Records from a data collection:
━━━━━━
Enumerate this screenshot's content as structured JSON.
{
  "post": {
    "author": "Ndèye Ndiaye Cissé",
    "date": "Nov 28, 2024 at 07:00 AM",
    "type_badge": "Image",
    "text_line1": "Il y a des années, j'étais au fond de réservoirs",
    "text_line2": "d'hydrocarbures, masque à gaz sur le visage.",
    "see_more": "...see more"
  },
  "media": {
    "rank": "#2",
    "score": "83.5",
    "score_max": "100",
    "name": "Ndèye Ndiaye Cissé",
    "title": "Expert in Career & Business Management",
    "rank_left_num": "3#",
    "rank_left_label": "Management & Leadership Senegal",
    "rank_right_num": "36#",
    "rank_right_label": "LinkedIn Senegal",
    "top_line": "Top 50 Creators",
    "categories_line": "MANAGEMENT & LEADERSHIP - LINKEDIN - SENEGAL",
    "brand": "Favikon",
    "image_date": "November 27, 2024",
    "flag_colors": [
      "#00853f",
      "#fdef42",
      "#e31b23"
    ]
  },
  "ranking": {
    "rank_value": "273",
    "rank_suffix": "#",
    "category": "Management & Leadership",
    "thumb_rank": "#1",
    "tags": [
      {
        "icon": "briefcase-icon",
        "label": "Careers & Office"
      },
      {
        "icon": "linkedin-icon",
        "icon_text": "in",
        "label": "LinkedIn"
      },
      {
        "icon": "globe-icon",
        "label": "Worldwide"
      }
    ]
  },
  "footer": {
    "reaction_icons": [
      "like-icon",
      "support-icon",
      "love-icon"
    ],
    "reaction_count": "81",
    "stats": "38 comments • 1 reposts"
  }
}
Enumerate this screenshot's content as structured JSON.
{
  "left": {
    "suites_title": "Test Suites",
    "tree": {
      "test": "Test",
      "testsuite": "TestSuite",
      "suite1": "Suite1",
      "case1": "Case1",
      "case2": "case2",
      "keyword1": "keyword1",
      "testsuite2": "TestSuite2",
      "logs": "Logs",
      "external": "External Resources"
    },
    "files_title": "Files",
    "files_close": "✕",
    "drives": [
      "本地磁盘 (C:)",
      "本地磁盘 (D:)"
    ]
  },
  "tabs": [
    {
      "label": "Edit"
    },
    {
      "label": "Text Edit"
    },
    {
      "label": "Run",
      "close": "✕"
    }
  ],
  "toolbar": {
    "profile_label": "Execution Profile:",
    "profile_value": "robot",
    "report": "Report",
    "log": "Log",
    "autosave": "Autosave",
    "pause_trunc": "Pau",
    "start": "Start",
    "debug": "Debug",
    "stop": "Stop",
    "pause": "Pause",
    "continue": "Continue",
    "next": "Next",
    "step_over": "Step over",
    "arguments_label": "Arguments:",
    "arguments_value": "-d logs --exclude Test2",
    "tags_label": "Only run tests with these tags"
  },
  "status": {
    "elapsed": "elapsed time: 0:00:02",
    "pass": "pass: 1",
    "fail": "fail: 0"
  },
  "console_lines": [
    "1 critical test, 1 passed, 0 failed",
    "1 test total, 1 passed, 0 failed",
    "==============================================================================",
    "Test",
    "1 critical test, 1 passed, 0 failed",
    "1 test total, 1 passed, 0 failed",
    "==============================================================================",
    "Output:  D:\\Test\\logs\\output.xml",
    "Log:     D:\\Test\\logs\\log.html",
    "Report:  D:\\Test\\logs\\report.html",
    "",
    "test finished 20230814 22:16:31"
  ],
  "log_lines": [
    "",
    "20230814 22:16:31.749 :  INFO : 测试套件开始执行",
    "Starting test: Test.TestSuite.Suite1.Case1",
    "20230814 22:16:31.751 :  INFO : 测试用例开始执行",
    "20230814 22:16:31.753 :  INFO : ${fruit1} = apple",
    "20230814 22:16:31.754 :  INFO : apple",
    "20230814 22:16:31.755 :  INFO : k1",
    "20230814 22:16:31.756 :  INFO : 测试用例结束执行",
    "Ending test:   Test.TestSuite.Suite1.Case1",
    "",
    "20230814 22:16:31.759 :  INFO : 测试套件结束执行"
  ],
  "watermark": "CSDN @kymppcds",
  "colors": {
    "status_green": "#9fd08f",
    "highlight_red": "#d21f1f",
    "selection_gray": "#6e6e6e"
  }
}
━━━━━━
▶ _Written task_:
Transcribe the entire listing above precisely.

▶ _The output_:
Enumerate this screenshot's content as structured JSON.
{
  "post": {
    "author": "Ndèye Ndiaye Cissé",
    "date": "Nov 28, 2024 at 07:00 AM",
    "type_badge": "Image",
    "text_line1": "Il y a des années, j'étais au fond de réservoirs",
    "text_line2": "d'hydrocarbures, masque à gaz sur le visage.",
    "see_more": "...see more"
  },
  "media": {
    "rank": "#2",
    "score": "83.5",
    "score_max": "100",
    "name": "Ndèye Ndiaye Cissé",
    "title": "Expert in Career & Business Management",
    "rank_left_num": "3#",
    "rank_left_label": "Management & Leadership Senegal",
    "rank_right_num": "36#",
    "rank_right_label": "LinkedIn Senegal",
    "top_line": "Top 50 Creators",
    "categories_line": "MANAGEMENT & LEADERSHIP - LINKEDIN - SENEGAL",
    "brand": "Favikon",
    "image_date": "November 27, 2024",
    "flag_colors": [
      "#00853f",
      "#fdef42",
      "#e31b23"
    ]
  },
  "ranking": {
    "rank_value": "273",
    "rank_suffix": "#",
    "category": "Management & Leadership",
    "thumb_rank": "#1",
    "tags": [
      {
        "icon": "briefcase-icon",
        "label": "Careers & Office"
      },
      {
        "icon": "linkedin-icon",
        "icon_text": "in",
        "label": "LinkedIn"
      },
      {
        "icon": "globe-icon",
        "label": "Worldwide"
      }
    ]
  },
  "footer": {
    "reaction_icons": [
      "like-icon",
      "support-icon",
      "love-icon"
    ],
    "reaction_count": "81",
    "stats": "38 comments • 1 reposts"
  }
}
Enumerate this screenshot's content as structured JSON.
{
  "left": {
    "suites_title": "Test Suites",
    "tree": {
      "test": "Test",
      "testsuite": "TestSuite",
      "suite1": "Suite1",
      "case1": "Case1",
      "case2": "case2",
      "keyword1": "keyword1",
      "testsuite2": "TestSuite2",
      "logs": "Logs",
      "external": "External Resources"
    },
    "files_title": "Files",
    "files_close": "✕",
    "drives": [
      "本地磁盘 (C:)",
      "本地磁盘 (D:)"
    ]
  },
  "tabs": [
    {
      "label": "Edit"
    },
    {
      "label": "Text Edit"
    },
    {
      "label": "Run",
      "close": "✕"
    }
  ],
  "toolbar": {
    "profile_label": "Execution Profile:",
    "profile_value": "robot",
    "report": "Report",
    "log": "Log",
    "autosave": "Autosave",
    "pause_trunc": "Pau",
    "start": "Start",
    "debug": "Debug",
    "stop": "Stop",
    "pause": "Pause",
    "continue": "Continue",
    "next": "Next",
    "step_over": "Step over",
    "arguments_label": "Arguments:",
    "arguments_value": "-d logs --exclude Test2",
    "tags_label": "Only run tests with these tags"
  },
  "status": {
    "elapsed": "elapsed time: 0:00:02",
    "pass": "pass: 1",
    "fail": "fail: 0"
  },
  "console_lines": [
    "1 critical test, 1 passed, 0 failed",
    "1 test total, 1 passed, 0 failed",
    "==============================================================================",
    "Test",
    "1 critical test, 1 passed, 0 failed",
    "1 test total, 1 passed, 0 failed",
    "==============================================================================",
    "Output:  D:\\Test\\logs\\output.xml",
    "Log:     D:\\Test\\logs\\log.html",
    "Report:  D:\\Test\\logs\\report.html",
    "",
    "test finished 20230814 22:16:31"
  ],
  "log_lines": [
    "",
    "20230814 22:16:31.749 :  INFO : 测试套件开始执行",
    "Starting test: Test.TestSuite.Suite1.Case1",
    "20230814 22:16:31.751 :  INFO : 测试用例开始执行",
    "20230814 22:16:31.753 :  INFO : ${fruit1} = apple",
    "20230814 22:16:31.754 :  INFO : apple",
    "20230814 22:16:31.755 :  INFO : k1",
    "20230814 22:16:31.756 :  INFO : 测试用例结束执行",
    "Ending test:   Test.TestSuite.Suite1.Case1",
    "",
    "20230814 22:16:31.759 :  INFO : 测试套件结束执行"
  ],
  "watermark": "CSDN @kymppcds",
  "colors": {
    "status_green": "#9fd08f",
    "highlight_red": "#d21f1f",
    "selection_gray": "#6e6e6e"
  }
}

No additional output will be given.